Input for this task ▸
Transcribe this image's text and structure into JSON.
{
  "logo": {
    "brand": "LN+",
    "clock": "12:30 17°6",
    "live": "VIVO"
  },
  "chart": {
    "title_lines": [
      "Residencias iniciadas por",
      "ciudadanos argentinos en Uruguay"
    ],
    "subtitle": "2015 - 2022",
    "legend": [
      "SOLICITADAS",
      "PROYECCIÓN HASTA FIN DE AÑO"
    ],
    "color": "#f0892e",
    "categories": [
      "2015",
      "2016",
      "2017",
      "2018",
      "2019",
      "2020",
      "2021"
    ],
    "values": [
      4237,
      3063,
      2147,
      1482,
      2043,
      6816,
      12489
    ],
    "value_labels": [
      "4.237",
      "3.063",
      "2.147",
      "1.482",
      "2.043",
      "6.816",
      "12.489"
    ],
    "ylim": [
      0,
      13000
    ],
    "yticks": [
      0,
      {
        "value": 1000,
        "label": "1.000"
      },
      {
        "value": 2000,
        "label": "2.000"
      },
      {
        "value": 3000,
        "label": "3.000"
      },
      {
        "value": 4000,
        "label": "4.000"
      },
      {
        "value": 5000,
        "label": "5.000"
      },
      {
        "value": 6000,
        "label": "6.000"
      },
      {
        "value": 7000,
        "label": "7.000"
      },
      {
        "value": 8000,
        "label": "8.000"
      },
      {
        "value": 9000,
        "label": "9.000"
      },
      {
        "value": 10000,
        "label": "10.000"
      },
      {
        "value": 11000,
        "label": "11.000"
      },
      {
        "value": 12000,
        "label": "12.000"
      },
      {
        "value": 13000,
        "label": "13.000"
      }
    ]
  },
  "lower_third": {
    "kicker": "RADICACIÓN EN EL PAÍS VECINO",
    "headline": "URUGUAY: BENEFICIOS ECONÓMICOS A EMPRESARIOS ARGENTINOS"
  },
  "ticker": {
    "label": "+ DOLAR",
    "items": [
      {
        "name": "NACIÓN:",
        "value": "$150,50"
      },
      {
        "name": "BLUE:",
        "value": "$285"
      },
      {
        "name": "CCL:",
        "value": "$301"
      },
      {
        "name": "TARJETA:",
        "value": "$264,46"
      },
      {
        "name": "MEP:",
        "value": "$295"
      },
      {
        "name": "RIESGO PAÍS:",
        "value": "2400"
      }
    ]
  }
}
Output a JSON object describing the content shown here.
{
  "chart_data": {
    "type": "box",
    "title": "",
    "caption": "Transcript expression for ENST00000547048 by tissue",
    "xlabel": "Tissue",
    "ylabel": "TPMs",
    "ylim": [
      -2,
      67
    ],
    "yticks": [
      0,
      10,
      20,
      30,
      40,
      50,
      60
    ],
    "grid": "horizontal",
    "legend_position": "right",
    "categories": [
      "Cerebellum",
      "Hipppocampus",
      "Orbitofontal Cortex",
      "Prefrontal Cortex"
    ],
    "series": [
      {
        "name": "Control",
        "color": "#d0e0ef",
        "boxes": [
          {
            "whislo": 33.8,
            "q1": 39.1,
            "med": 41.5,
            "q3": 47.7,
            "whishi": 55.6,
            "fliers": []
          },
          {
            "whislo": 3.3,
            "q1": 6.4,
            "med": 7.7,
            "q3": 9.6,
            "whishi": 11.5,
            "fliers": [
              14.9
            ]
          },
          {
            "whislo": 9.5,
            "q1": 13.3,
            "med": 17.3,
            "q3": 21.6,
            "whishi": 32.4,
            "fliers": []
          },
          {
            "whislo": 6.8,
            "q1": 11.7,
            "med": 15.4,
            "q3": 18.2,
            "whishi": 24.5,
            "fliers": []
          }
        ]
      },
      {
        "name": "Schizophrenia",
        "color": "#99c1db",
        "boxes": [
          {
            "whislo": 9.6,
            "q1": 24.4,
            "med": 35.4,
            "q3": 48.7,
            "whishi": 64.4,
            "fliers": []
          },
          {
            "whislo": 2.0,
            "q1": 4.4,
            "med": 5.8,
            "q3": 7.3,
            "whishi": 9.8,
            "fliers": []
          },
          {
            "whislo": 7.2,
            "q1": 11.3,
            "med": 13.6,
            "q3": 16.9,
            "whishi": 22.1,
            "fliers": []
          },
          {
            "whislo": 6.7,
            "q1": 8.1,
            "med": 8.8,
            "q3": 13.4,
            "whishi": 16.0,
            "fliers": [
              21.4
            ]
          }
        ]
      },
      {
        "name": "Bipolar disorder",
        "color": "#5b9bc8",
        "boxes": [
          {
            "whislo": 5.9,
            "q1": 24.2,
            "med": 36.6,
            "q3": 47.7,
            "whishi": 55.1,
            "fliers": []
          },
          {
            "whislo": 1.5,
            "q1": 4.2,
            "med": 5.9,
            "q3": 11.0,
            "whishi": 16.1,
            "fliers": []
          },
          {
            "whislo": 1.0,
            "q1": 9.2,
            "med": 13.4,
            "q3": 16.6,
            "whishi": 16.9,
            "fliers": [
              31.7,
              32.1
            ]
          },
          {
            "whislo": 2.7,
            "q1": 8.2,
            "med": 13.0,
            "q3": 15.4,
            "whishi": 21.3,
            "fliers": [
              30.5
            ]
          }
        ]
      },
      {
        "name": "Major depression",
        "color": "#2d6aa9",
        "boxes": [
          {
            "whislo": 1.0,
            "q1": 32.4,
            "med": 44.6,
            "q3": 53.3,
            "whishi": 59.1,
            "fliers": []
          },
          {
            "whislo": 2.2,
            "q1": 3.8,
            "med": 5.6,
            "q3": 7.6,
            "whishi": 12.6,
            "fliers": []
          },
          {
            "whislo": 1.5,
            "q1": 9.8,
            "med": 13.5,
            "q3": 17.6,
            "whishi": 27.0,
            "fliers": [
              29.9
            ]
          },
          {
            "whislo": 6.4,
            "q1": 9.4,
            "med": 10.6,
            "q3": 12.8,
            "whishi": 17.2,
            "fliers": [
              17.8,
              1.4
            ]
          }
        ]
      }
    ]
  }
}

The request ▸ Locate the word "name" in the entries, and copy every line where it is found.

Answer for the task ▸
        "name": "NACIÓN:",
        "name": "BLUE:",
        "name": "CCL:",
        "name": "TARJETA:",
        "name": "MEP:",
        "name": "RIESGO PAÍS:",
        "name": "Control",
        "name": "Schizophrenia",
        "name": "Bipolar disorder",
        "name": "Major depression",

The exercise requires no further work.